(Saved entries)
╔══

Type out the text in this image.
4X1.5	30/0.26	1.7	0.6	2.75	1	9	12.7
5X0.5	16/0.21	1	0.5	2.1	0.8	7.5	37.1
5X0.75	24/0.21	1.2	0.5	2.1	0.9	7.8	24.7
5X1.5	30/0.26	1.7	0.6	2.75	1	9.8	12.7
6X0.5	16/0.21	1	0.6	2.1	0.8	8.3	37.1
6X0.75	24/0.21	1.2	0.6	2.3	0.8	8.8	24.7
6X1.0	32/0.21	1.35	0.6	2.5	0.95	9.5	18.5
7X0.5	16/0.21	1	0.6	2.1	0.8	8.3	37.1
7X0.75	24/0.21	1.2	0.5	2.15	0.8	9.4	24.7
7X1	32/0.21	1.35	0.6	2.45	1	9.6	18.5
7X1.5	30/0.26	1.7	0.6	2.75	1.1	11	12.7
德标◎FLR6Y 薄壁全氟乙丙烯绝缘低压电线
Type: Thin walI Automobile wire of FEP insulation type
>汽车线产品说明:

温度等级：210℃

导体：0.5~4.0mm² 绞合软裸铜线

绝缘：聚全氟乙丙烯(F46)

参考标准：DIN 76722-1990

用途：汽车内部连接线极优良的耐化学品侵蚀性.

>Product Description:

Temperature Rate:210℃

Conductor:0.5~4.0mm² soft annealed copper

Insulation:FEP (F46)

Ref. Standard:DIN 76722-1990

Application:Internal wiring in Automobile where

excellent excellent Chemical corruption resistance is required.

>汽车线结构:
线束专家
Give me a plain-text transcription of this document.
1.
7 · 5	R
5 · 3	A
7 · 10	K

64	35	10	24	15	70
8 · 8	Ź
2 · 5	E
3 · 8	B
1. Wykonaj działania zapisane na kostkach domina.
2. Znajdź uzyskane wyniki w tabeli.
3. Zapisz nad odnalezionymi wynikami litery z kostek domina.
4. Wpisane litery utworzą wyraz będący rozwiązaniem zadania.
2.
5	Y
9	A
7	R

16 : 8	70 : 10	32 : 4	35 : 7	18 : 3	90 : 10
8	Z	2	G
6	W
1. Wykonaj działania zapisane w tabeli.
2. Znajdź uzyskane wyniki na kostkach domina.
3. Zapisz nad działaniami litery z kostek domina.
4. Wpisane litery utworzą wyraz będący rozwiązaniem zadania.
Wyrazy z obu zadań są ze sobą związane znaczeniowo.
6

╚══

Task goal: Repeat the preceding lines exactly, please, every one of them.

Response:
Type out the text in this image.
4X1.5	30/0.26	1.7	0.6	2.75	1	9	12.7
5X0.5	16/0.21	1	0.5	2.1	0.8	7.5	37.1
5X0.75	24/0.21	1.2	0.5	2.1	0.9	7.8	24.7
5X1.5	30/0.26	1.7	0.6	2.75	1	9.8	12.7
6X0.5	16/0.21	1	0.6	2.1	0.8	8.3	37.1
6X0.75	24/0.21	1.2	0.6	2.3	0.8	8.8	24.7
6X1.0	32/0.21	1.35	0.6	2.5	0.95	9.5	18.5
7X0.5	16/0.21	1	0.6	2.1	0.8	8.3	37.1
7X0.75	24/0.21	1.2	0.5	2.15	0.8	9.4	24.7
7X1	32/0.21	1.35	0.6	2.45	1	9.6	18.5
7X1.5	30/0.26	1.7	0.6	2.75	1.1	11	12.7
德标◎FLR6Y 薄壁全氟乙丙烯绝缘低压电线
Type: Thin walI Automobile wire of FEP insulation type
>汽车线产品说明:

温度等级：210℃

导体：0.5~4.0mm² 绞合软裸铜线

绝缘：聚全氟乙丙烯(F46)

参考标准：DIN 76722-1990

用途：汽车内部连接线极优良的耐化学品侵蚀性.

>Product Description:

Temperature Rate:210℃

Conductor:0.5~4.0mm² soft annealed copper

Insulation:FEP (F46)

Ref. Standard:DIN 76722-1990

Application:Internal wiring in Automobile where

excellent excellent Chemical corruption resistance is required.

>汽车线结构:
线束专家
Give me a plain-text transcription of this document.
1.
7 · 5	R
5 · 3	A
7 · 10	K

64	35	10	24	15	70
8 · 8	Ź
2 · 5	E
3 · 8	B
1. Wykonaj działania zapisane na kostkach domina.
2. Znajdź uzyskane wyniki w tabeli.
3. Zapisz nad odnalezionymi wynikami litery z kostek domina.
4. Wpisane litery utworzą wyraz będący rozwiązaniem zadania.
2.
5	Y
9	A
7	R

16 : 8	70 : 10	32 : 4	35 : 7	18 : 3	90 : 10
8	Z	2	G
6	W
1. Wykonaj działania zapisane w tabeli.
2. Znajdź uzyskane wyniki na kostkach domina.
3. Zapisz nad działaniami litery z kostek domina.
4. Wpisane litery utworzą wyraz będący rozwiązaniem zadania.
Wyrazy z obu zadań są ze sobą związane znaczeniowo.
6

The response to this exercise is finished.